● Data supplied
_____
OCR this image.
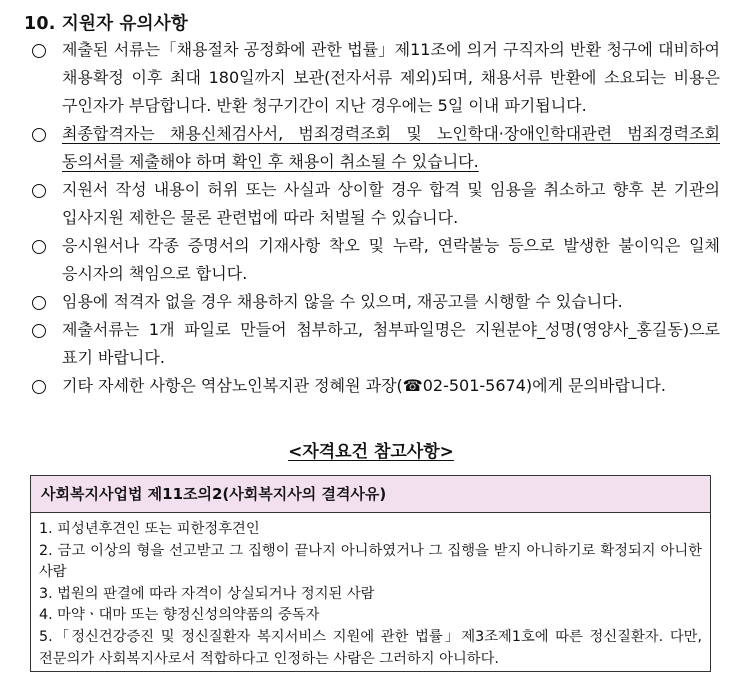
10. 지원자 유의사항
제출된 서류는「채용절차 공정화에 관한 법률」제11조에 의거 구직자의 반환 청구에 대비하여 채용확정 이후 최대 180일까지 보관(전자서류 제외)되며, 채용서류 반환에 소요되는 비용은 구인자가 부담합니다. 반환 청구기간이 지난 경우에는 5일 이내 파기됩니다.
최종합격자는 채용신체검사서, 범죄경력조회 및 노인학대·장애인학대관련 범죄경력조회 동의서를 제출해야 하며 확인 후 채용이 취소될 수 있습니다.
지원서 작성 내용이 허위 또는 사실과 상이할 경우 합격 및 임용을 취소하고 향후 본 기관의 입사지원 제한은 물론 관련법에 따라 처벌될 수 있습니다.
응시원서나 각종 증명서의 기재사항 착오 및 누락, 연락불능 등으로 발생한 불이익은 일체 응시자의 책임으로 합니다.
임용에 적격자 없을 경우 채용하지 않을 수 있으며, 재공고를 시행할 수 있습니다.
제출서류는 1개 파일로 만들어 첨부하고, 첨부파일명은 지원분야_성명(영양사_홍길동)으로 표기 바랍니다.
기타 자세한 사항은 역삼노인복지관 정혜원 과장(☎02-501-5674)에게 문의바랍니다.
<자격요건 참고사항>
사회복지사업법 제11조의2(사회복지사의 결격사유)
1. 피성년후견인 또는 피한정후견인
2. 금고 이상의 형을 선고받고 그 집행이 끝나지 아니하였거나 그 집행을 받지 아니하기로 확정되지 아니한 사람
3. 법원의 판결에 따라 자격이 상실되거나 정지된 사람
4. 마약ㆍ대마 또는 향정신성의약품의 중독자
5.「정신건강증진 및 정신질환자 복지서비스 지원에 관한 법률」제3조제1호에 따른 정신질환자. 다만, 전문의가 사회복지사로서 적합하다고 인정하는 사람은 그러하지 아니하다.
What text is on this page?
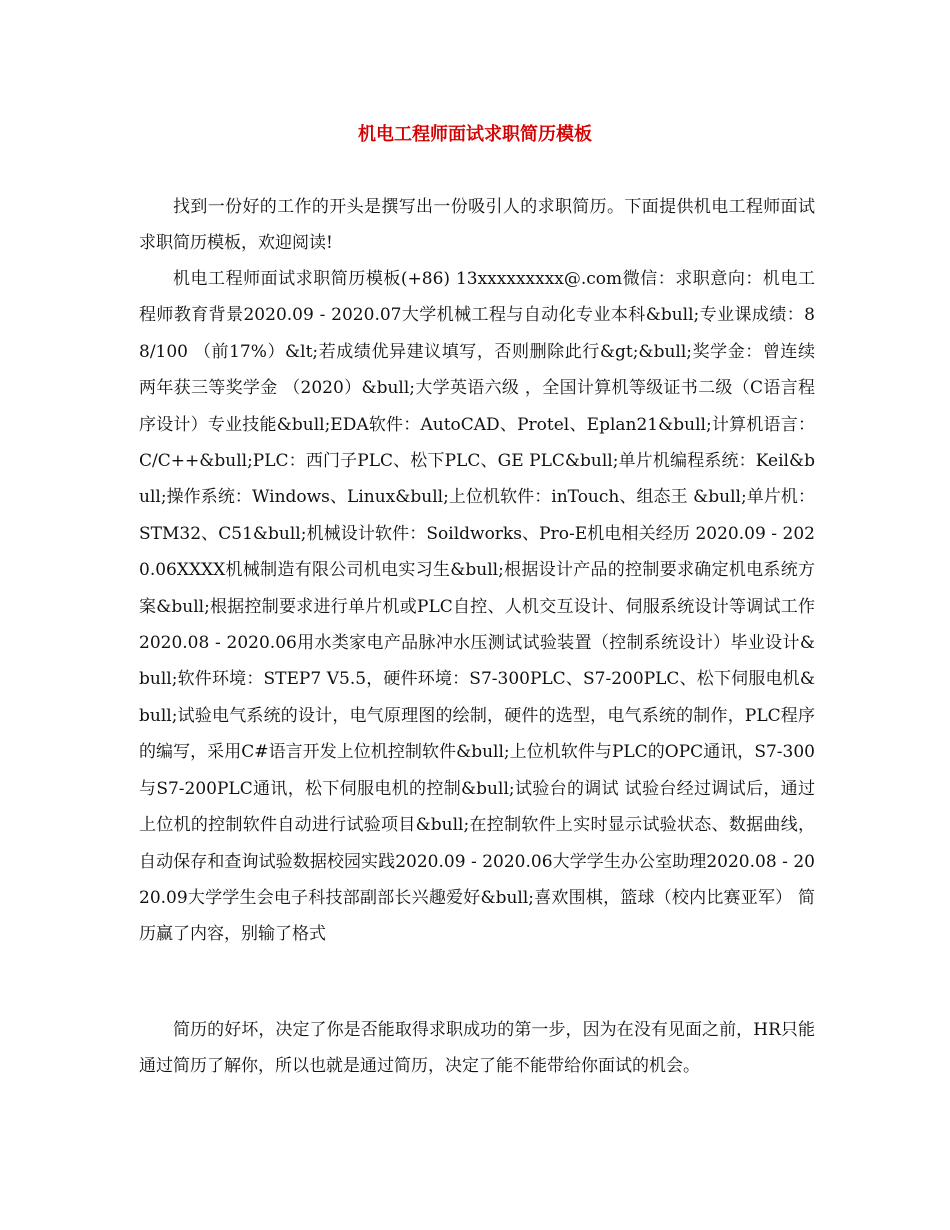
机电工程师面试求职简历模板

找到一份好的工作的开头是撰写出一份吸引人的求职简历。下面提供机电工程师面试求职简历模板，欢迎阅读!

机电工程师面试求职简历模板(+86) 13xxxxxxxxx@.com微信：求职意向：机电工程师教育背景2020.09 - 2020.07大学机械工程与自动化专业本科&bull;专业课成绩：88/100 （前17%）&lt;若成绩优异建议填写，否则删除此行&gt;&bull;奖学金：曾连续两年获三等奖学金 （2020）&bull;大学英语六级 ，全国计算机等级证书二级（C语言程序设计）专业技能&bull;EDA软件：AutoCAD、Protel、Eplan21&bull;计算机语言：C/C++&bull;PLC：西门子PLC、松下PLC、GE PLC&bull;单片机编程系统：Keil&bull;操作系统：Windows、Linux&bull;上位机软件：inTouch、组态王 &bull;单片机：STM32、C51&bull;机械设计软件：Soildworks、Pro-E机电相关经历 2020.09 - 2020.06XXXX机械制造有限公司机电实习生&bull;根据设计产品的控制要求确定机电系统方案&bull;根据控制要求进行单片机或PLC自控、人机交互设计、伺服系统设计等调试工作2020.08 - 2020.06用水类家电产品脉冲水压测试试验装置（控制系统设计）毕业设计&bull;软件环境：STEP7 V5.5，硬件环境：S7-300PLC、S7-200PLC、松下伺服电机&bull;试验电气系统的设计，电气原理图的绘制，硬件的选型，电气系统的制作，PLC程序的编写，采用C#语言开发上位机控制软件&bull;上位机软件与PLC的OPC通讯，S7-300与S7-200PLC通讯，松下伺服电机的控制&bull;试验台的调试 试验台经过调试后，通过上位机的控制软件自动进行试验项目&bull;在控制软件上实时显示试验状态、数据曲线，自动保存和查询试验数据校园实践2020.09 - 2020.06大学学生办公室助理2020.08 - 2020.09大学学生会电子科技部副部长兴趣爱好&bull;喜欢围棋，篮球（校内比赛亚军） 简历赢了内容，别输了格式

简历的好坏，决定了你是否能取得求职成功的第一步，因为在没有见面之前，HR只能通过简历了解你，所以也就是通过简历，决定了能不能带给你面试的机会。
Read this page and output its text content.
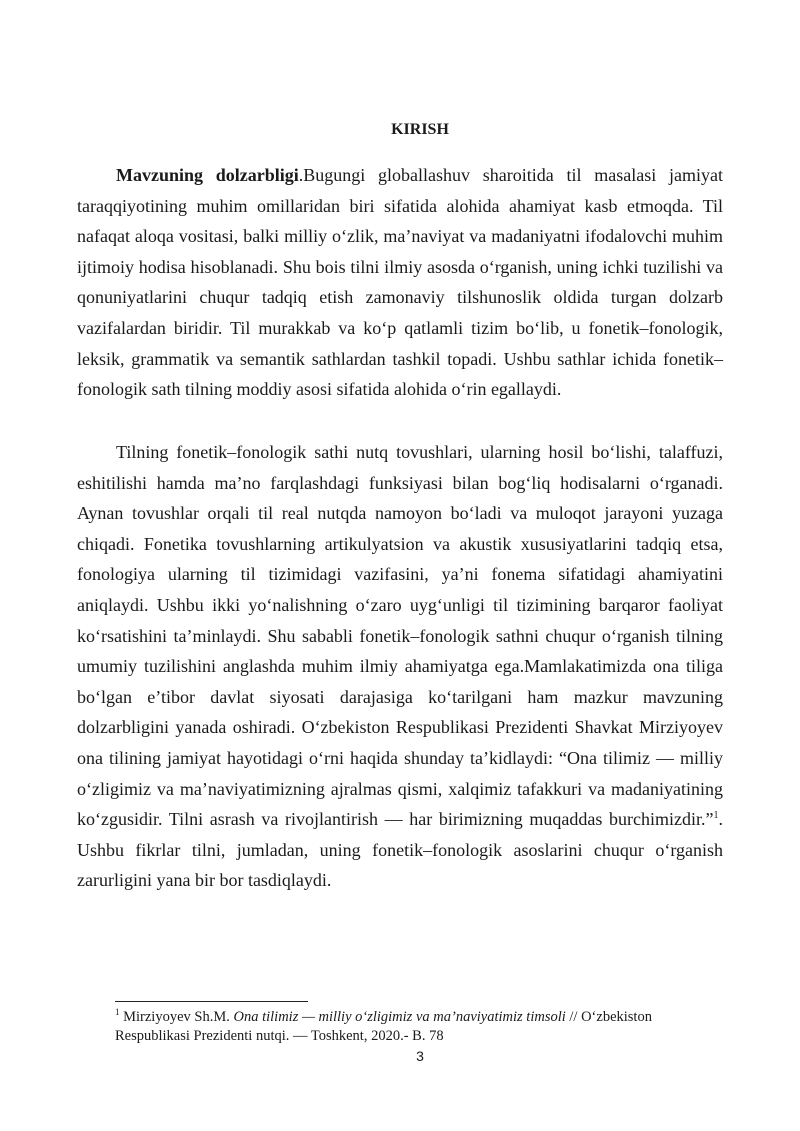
KIRISH

Mavzuning dolzarbligi.Bugungi globallashuv sharoitida til masalasi jamiyat taraqqiyotining muhim omillaridan biri sifatida alohida ahamiyat kasb etmoqda. Til nafaqat aloqa vositasi, balki milliy o‘zlik, ma’naviyat va madaniyatni ifodalovchi muhim ijtimoiy hodisa hisoblanadi. Shu bois tilni ilmiy asosda o‘rganish, uning ichki tuzilishi va qonuniyatlarini chuqur tadqiq etish zamonaviy tilshunoslik oldida turgan dolzarb vazifalardan biridir. Til murakkab va ko‘p qatlamli tizim bo‘lib, u fonetik–fonologik, leksik, grammatik va semantik sathlardan tashkil topadi. Ushbu sathlar ichida fonetik–fonologik sath tilning moddiy asosi sifatida alohida o‘rin egallaydi.

Tilning fonetik–fonologik sathi nutq tovushlari, ularning hosil bo‘lishi, talaffuzi, eshitilishi hamda ma’no farqlashdagi funksiyasi bilan bog‘liq hodisalarni o‘rganadi. Aynan tovushlar orqali til real nutqda namoyon bo‘ladi va muloqot jarayoni yuzaga chiqadi. Fonetika tovushlarning artikulyatsion va akustik xususiyatlarini tadqiq etsa, fonologiya ularning til tizimidagi vazifasini, ya’ni fonema sifatidagi ahamiyatini aniqlaydi. Ushbu ikki yo‘nalishning o‘zaro uyg‘unligi til tizimining barqaror faoliyat ko‘rsatishini ta’minlaydi. Shu sababli fonetik–fonologik sathni chuqur o‘rganish tilning umumiy tuzilishini anglashda muhim ilmiy ahamiyatga ega.Mamlakatimizda ona tiliga bo‘lgan e’tibor davlat siyosati darajasiga ko‘tarilgani ham mazkur mavzuning dolzarbligini yanada oshiradi. O‘zbekiston Respublikasi Prezidenti Shavkat Mirziyoyev ona tilining jamiyat hayotidagi o‘rni haqida shunday ta’kidlaydi: “Ona tilimiz — milliy o‘zligimiz va ma’naviyatimizning ajralmas qismi, xalqimiz tafakkuri va madaniyatining ko‘zgusidir. Tilni asrash va rivojlantirish — har birimizning muqaddas burchimizdir.”$^1$. Ushbu fikrlar tilni, jumladan, uning fonetik–fonologik asoslarini chuqur o‘rganish zarurligini yana bir bor tasdiqlaydi.

$^1$ Mirziyoyev Sh.M. Ona tilimiz — milliy o‘zligimiz va ma’naviyatimiz timsoli // O‘zbekiston Respublikasi Prezidenti nutqi. — Toshkent, 2020.- B. 78

3
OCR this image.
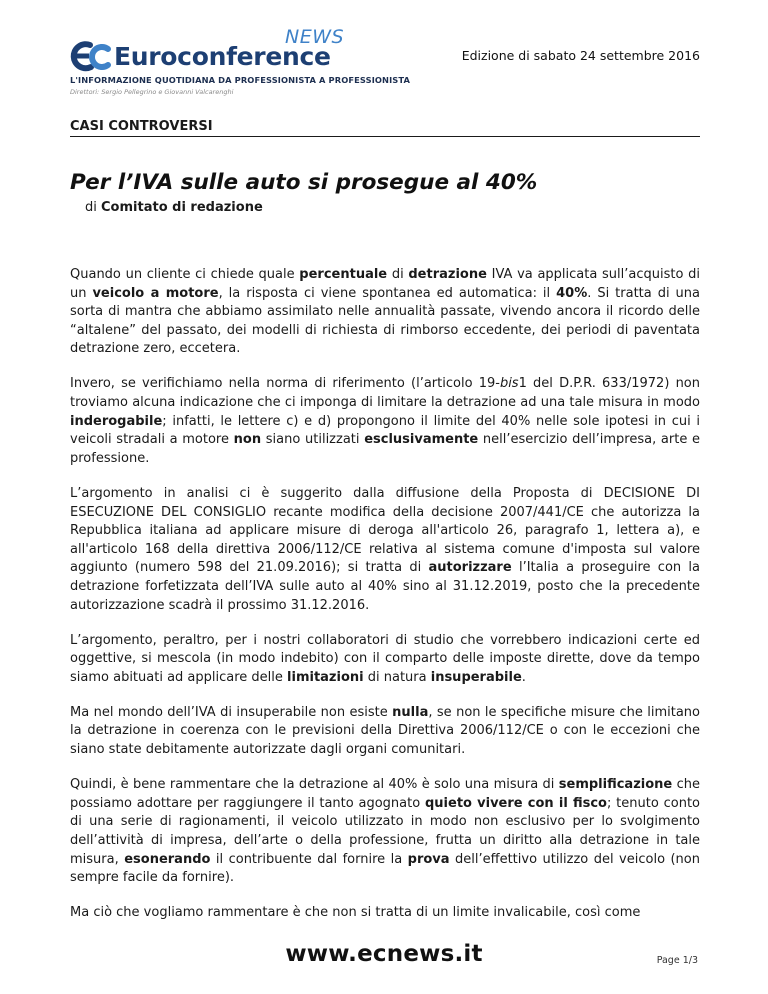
Euroconference
NEWS
L'INFORMAZIONE QUOTIDIANA DA PROFESSIONISTA A PROFESSIONISTA
Direttori: Sergio Pellegrino e Giovanni Valcarenghi
Edizione di sabato 24 settembre 2016
CASI CONTROVERSI
Per l’IVA sulle auto si prosegue al 40%
di Comitato di redazione

Quando un cliente ci chiede quale percentuale di detrazione IVA va applicata sull’acquisto di un veicolo a motore, la risposta ci viene spontanea ed automatica: il 40%. Si tratta di una sorta di mantra che abbiamo assimilato nelle annualità passate, vivendo ancora il ricordo delle “altalene” del passato, dei modelli di richiesta di rimborso eccedente, dei periodi di paventata detrazione zero, eccetera.

Invero, se verifichiamo nella norma di riferimento (l’articolo 19-bis1 del D.P.R. 633/1972) non troviamo alcuna indicazione che ci imponga di limitare la detrazione ad una tale misura in modo inderogabile; infatti, le lettere c) e d) propongono il limite del 40% nelle sole ipotesi in cui i veicoli stradali a motore non siano utilizzati esclusivamente nell’esercizio dell’impresa, arte e professione.

L’argomento in analisi ci è suggerito dalla diffusione della Proposta di DECISIONE DI ESECUZIONE DEL CONSIGLIO recante modifica della decisione 2007/441/CE che autorizza la Repubblica italiana ad applicare misure di deroga all'articolo 26, paragrafo 1, lettera a), e all'articolo 168 della direttiva 2006/112/CE relativa al sistema comune d'imposta sul valore aggiunto (numero 598 del 21.09.2016); si tratta di autorizzare l’Italia a proseguire con la detrazione forfetizzata dell’IVA sulle auto al 40% sino al 31.12.2019, posto che la precedente autorizzazione scadrà il prossimo 31.12.2016.

L’argomento, peraltro, per i nostri collaboratori di studio che vorrebbero indicazioni certe ed oggettive, si mescola (in modo indebito) con il comparto delle imposte dirette, dove da tempo siamo abituati ad applicare delle limitazioni di natura insuperabile.

Ma nel mondo dell’IVA di insuperabile non esiste nulla, se non le specifiche misure che limitano la detrazione in coerenza con le previsioni della Direttiva 2006/112/CE o con le eccezioni che siano state debitamente autorizzate dagli organi comunitari.

Quindi, è bene rammentare che la detrazione al 40% è solo una misura di semplificazione che possiamo adottare per raggiungere il tanto agognato quieto vivere con il fisco; tenuto conto di una serie di ragionamenti, il veicolo utilizzato in modo non esclusivo per lo svolgimento dell’attività di impresa, dell’arte o della professione, frutta un diritto alla detrazione in tale misura, esonerando il contribuente dal fornire la prova dell’effettivo utilizzo del veicolo (non sempre facile da fornire).

Ma ciò che vogliamo rammentare è che non si tratta di un limite invalicabile, così come

www.ecnews.it	Page 1/3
_____
● Required task
Report the number of lines in the listing where the string "있습니다" appears, and nothing besides.

● Problem solution
3